[Data records]
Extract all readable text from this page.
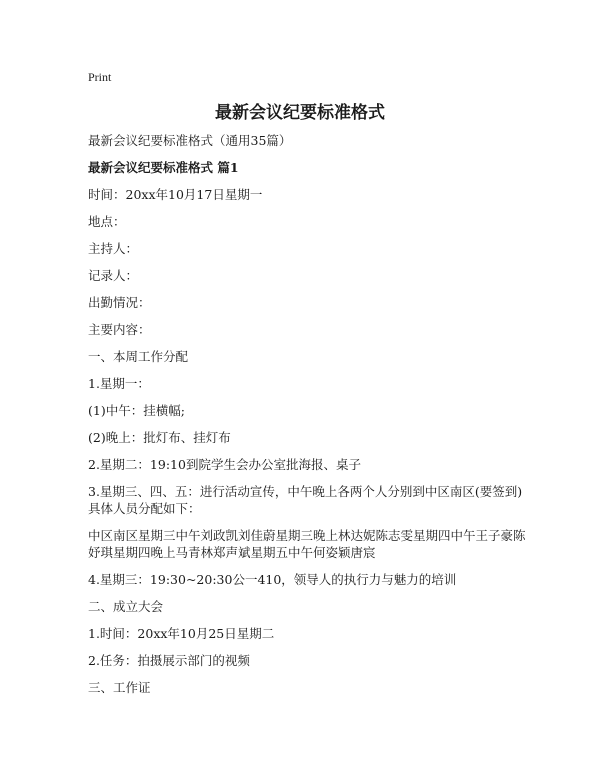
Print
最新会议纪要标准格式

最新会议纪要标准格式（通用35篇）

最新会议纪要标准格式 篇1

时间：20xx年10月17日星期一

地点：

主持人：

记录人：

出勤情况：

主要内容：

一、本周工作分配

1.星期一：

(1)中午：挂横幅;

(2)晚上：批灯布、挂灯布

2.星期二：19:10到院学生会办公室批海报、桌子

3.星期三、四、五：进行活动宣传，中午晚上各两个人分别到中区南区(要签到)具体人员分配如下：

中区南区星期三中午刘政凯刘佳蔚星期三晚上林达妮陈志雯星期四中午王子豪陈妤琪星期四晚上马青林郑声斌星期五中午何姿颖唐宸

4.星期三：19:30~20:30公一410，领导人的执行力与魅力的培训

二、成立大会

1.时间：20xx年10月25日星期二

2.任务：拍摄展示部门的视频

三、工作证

What needs to be done →
Identify and copy lines that hold the string "最新会议纪要标准格式".

Complete response →
最新会议纪要标准格式
最新会议纪要标准格式（通用35篇）
最新会议纪要标准格式 篇1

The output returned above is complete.